_Aim of the exercise_. Restate each line word for word. Leave out every picture.

_Input_.

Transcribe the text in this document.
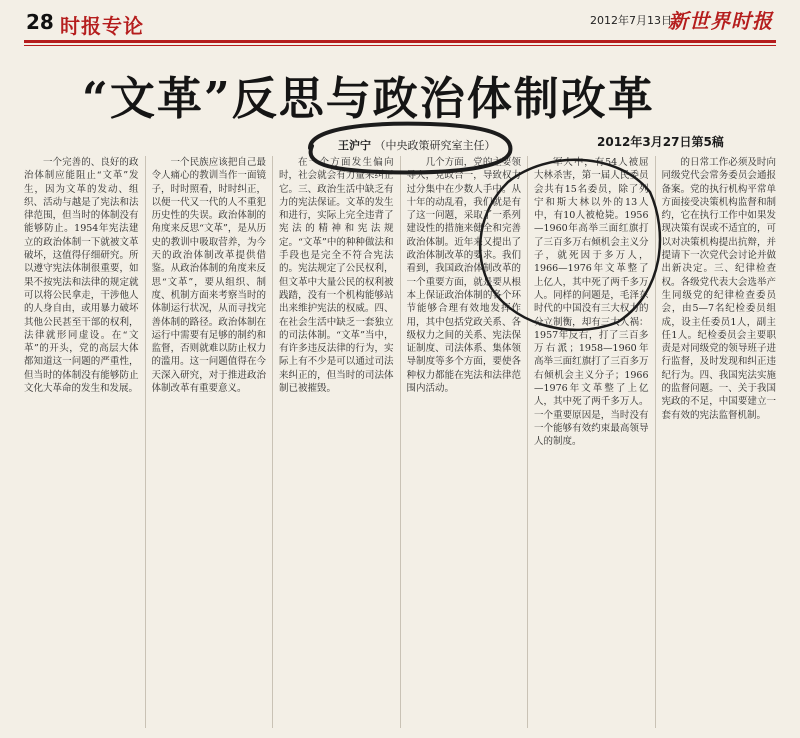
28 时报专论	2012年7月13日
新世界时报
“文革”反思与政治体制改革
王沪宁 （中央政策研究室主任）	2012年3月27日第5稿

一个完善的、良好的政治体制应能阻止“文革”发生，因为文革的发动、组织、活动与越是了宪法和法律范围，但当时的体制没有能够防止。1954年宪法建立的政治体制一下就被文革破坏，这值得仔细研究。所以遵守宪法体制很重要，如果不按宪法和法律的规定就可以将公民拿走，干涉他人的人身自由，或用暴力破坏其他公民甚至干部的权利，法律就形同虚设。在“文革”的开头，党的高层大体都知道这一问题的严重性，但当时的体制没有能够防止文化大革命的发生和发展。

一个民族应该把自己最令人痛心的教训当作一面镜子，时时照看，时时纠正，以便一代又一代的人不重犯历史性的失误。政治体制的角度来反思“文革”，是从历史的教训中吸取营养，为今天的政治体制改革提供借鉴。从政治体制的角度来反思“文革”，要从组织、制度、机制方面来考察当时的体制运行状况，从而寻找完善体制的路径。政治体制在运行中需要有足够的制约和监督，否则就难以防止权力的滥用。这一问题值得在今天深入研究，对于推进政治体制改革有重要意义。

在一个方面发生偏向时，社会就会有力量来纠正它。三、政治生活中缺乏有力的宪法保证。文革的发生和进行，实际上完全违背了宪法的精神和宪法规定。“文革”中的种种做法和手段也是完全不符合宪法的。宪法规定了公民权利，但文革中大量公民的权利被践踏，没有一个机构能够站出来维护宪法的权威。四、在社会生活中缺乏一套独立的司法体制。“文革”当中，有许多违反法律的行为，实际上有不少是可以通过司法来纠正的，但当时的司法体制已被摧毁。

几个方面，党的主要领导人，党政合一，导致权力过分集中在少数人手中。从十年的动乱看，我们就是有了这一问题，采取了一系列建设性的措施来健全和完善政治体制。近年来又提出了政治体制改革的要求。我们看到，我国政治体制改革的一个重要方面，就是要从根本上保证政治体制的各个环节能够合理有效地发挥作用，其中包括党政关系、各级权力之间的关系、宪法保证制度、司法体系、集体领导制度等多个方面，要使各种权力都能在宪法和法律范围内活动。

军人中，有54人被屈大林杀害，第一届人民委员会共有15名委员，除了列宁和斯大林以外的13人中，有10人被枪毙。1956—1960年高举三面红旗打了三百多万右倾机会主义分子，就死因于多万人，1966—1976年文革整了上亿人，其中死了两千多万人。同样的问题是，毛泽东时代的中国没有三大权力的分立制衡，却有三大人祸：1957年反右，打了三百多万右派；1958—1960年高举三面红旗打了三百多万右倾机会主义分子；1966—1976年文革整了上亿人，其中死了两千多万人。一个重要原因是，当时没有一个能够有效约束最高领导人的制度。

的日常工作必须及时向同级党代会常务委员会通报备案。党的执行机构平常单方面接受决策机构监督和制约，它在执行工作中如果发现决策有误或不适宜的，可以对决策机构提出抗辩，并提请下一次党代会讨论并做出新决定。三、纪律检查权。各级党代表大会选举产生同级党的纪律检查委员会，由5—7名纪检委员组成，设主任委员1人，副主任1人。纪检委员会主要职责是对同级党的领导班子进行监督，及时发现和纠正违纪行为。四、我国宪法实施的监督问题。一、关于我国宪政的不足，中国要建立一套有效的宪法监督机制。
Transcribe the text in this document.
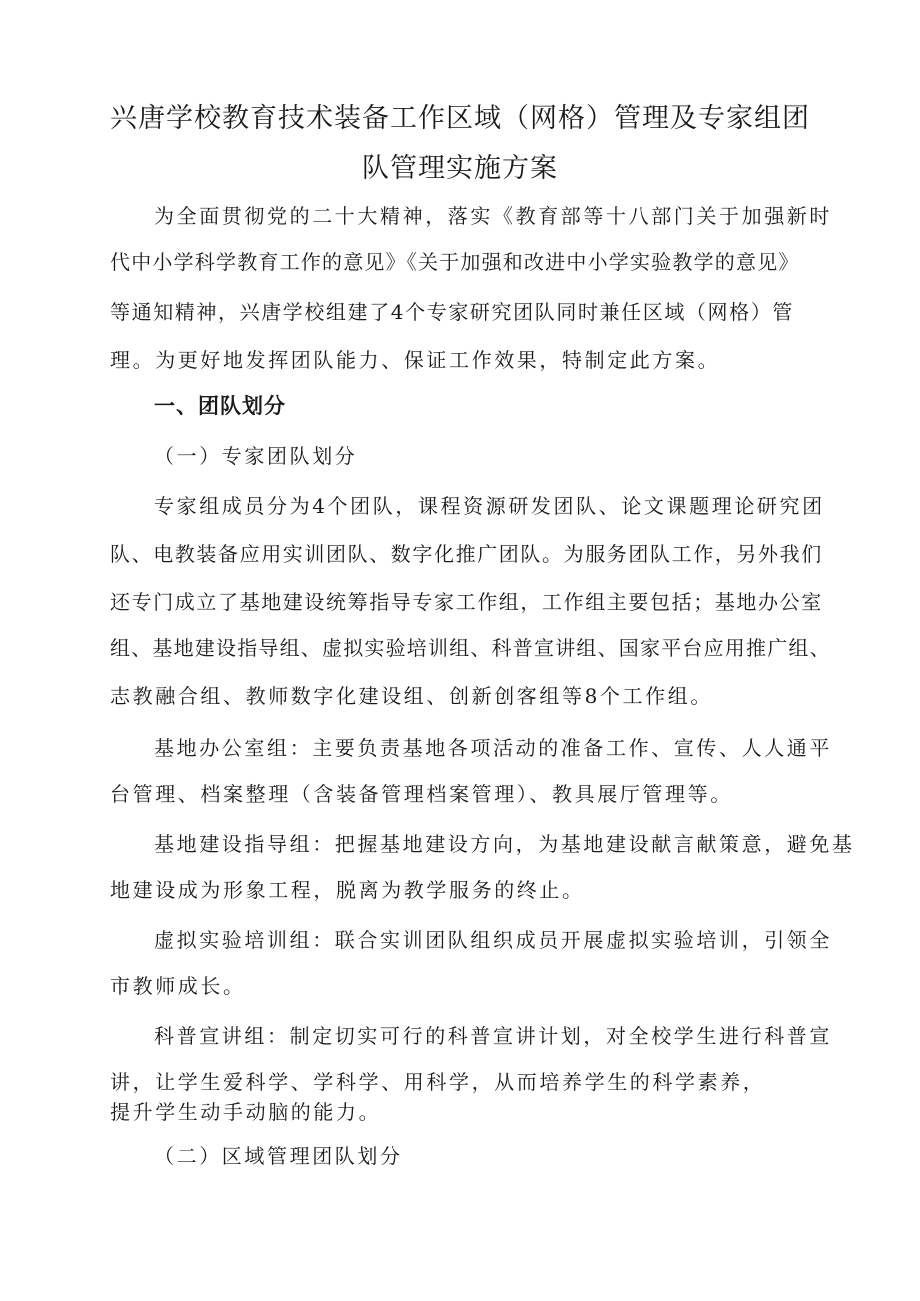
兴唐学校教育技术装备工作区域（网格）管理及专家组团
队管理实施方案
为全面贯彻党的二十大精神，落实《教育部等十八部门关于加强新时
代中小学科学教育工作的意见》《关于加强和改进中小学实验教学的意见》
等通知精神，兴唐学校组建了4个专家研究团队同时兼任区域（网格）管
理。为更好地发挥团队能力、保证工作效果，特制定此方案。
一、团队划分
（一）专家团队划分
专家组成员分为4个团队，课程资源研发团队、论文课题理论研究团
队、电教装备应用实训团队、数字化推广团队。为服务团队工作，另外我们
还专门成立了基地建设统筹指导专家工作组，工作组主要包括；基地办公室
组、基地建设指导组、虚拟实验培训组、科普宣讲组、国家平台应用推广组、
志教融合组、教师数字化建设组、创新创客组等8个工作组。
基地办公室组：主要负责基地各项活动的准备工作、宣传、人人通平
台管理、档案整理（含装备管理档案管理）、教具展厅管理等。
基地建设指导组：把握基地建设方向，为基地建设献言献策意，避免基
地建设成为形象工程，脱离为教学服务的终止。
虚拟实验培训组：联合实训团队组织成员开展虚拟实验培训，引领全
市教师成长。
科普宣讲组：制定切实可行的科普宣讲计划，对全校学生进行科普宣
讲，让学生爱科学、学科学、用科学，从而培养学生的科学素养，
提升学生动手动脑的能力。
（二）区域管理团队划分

_Task response_.
Transcribe the text in this document.
28 时报专论	2012年7月13日
新世界时报
“文革”反思与政治体制改革
王沪宁 （中央政策研究室主任）	2012年3月27日第5稿

一个完善的、良好的政治体制应能阻止“文革”发生，因为文革的发动、组织、活动与越是了宪法和法律范围，但当时的体制没有能够防止。1954年宪法建立的政治体制一下就被文革破坏，这值得仔细研究。所以遵守宪法体制很重要，如果不按宪法和法律的规定就可以将公民拿走，干涉他人的人身自由，或用暴力破坏其他公民甚至干部的权利，法律就形同虚设。在“文革”的开头，党的高层大体都知道这一问题的严重性，但当时的体制没有能够防止文化大革命的发生和发展。

一个民族应该把自己最令人痛心的教训当作一面镜子，时时照看，时时纠正，以便一代又一代的人不重犯历史性的失误。政治体制的角度来反思“文革”，是从历史的教训中吸取营养，为今天的政治体制改革提供借鉴。从政治体制的角度来反思“文革”，要从组织、制度、机制方面来考察当时的体制运行状况，从而寻找完善体制的路径。政治体制在运行中需要有足够的制约和监督，否则就难以防止权力的滥用。这一问题值得在今天深入研究，对于推进政治体制改革有重要意义。

在一个方面发生偏向时，社会就会有力量来纠正它。三、政治生活中缺乏有力的宪法保证。文革的发生和进行，实际上完全违背了宪法的精神和宪法规定。“文革”中的种种做法和手段也是完全不符合宪法的。宪法规定了公民权利，但文革中大量公民的权利被践踏，没有一个机构能够站出来维护宪法的权威。四、在社会生活中缺乏一套独立的司法体制。“文革”当中，有许多违反法律的行为，实际上有不少是可以通过司法来纠正的，但当时的司法体制已被摧毁。

几个方面，党的主要领导人，党政合一，导致权力过分集中在少数人手中。从十年的动乱看，我们就是有了这一问题，采取了一系列建设性的措施来健全和完善政治体制。近年来又提出了政治体制改革的要求。我们看到，我国政治体制改革的一个重要方面，就是要从根本上保证政治体制的各个环节能够合理有效地发挥作用，其中包括党政关系、各级权力之间的关系、宪法保证制度、司法体系、集体领导制度等多个方面，要使各种权力都能在宪法和法律范围内活动。

军人中，有54人被屈大林杀害，第一届人民委员会共有15名委员，除了列宁和斯大林以外的13人中，有10人被枪毙。1956—1960年高举三面红旗打了三百多万右倾机会主义分子，就死因于多万人，1966—1976年文革整了上亿人，其中死了两千多万人。同样的问题是，毛泽东时代的中国没有三大权力的分立制衡，却有三大人祸：1957年反右，打了三百多万右派；1958—1960年高举三面红旗打了三百多万右倾机会主义分子；1966—1976年文革整了上亿人，其中死了两千多万人。一个重要原因是，当时没有一个能够有效约束最高领导人的制度。

的日常工作必须及时向同级党代会常务委员会通报备案。党的执行机构平常单方面接受决策机构监督和制约，它在执行工作中如果发现决策有误或不适宜的，可以对决策机构提出抗辩，并提请下一次党代会讨论并做出新决定。三、纪律检查权。各级党代表大会选举产生同级党的纪律检查委员会，由5—7名纪检委员组成，设主任委员1人，副主任1人。纪检委员会主要职责是对同级党的领导班子进行监督，及时发现和纠正违纪行为。四、我国宪法实施的监督问题。一、关于我国宪政的不足，中国要建立一套有效的宪法监督机制。
Transcribe the text in this document.
兴唐学校教育技术装备工作区域（网格）管理及专家组团
队管理实施方案
为全面贯彻党的二十大精神，落实《教育部等十八部门关于加强新时
代中小学科学教育工作的意见》《关于加强和改进中小学实验教学的意见》
等通知精神，兴唐学校组建了4个专家研究团队同时兼任区域（网格）管
理。为更好地发挥团队能力、保证工作效果，特制定此方案。
一、团队划分
（一）专家团队划分
专家组成员分为4个团队，课程资源研发团队、论文课题理论研究团
队、电教装备应用实训团队、数字化推广团队。为服务团队工作，另外我们
还专门成立了基地建设统筹指导专家工作组，工作组主要包括；基地办公室
组、基地建设指导组、虚拟实验培训组、科普宣讲组、国家平台应用推广组、
志教融合组、教师数字化建设组、创新创客组等8个工作组。
基地办公室组：主要负责基地各项活动的准备工作、宣传、人人通平
台管理、档案整理（含装备管理档案管理）、教具展厅管理等。
基地建设指导组：把握基地建设方向，为基地建设献言献策意，避免基
地建设成为形象工程，脱离为教学服务的终止。
虚拟实验培训组：联合实训团队组织成员开展虚拟实验培训，引领全
市教师成长。
科普宣讲组：制定切实可行的科普宣讲计划，对全校学生进行科普宣
讲，让学生爱科学、学科学、用科学，从而培养学生的科学素养，
提升学生动手动脑的能力。
（二）区域管理团队划分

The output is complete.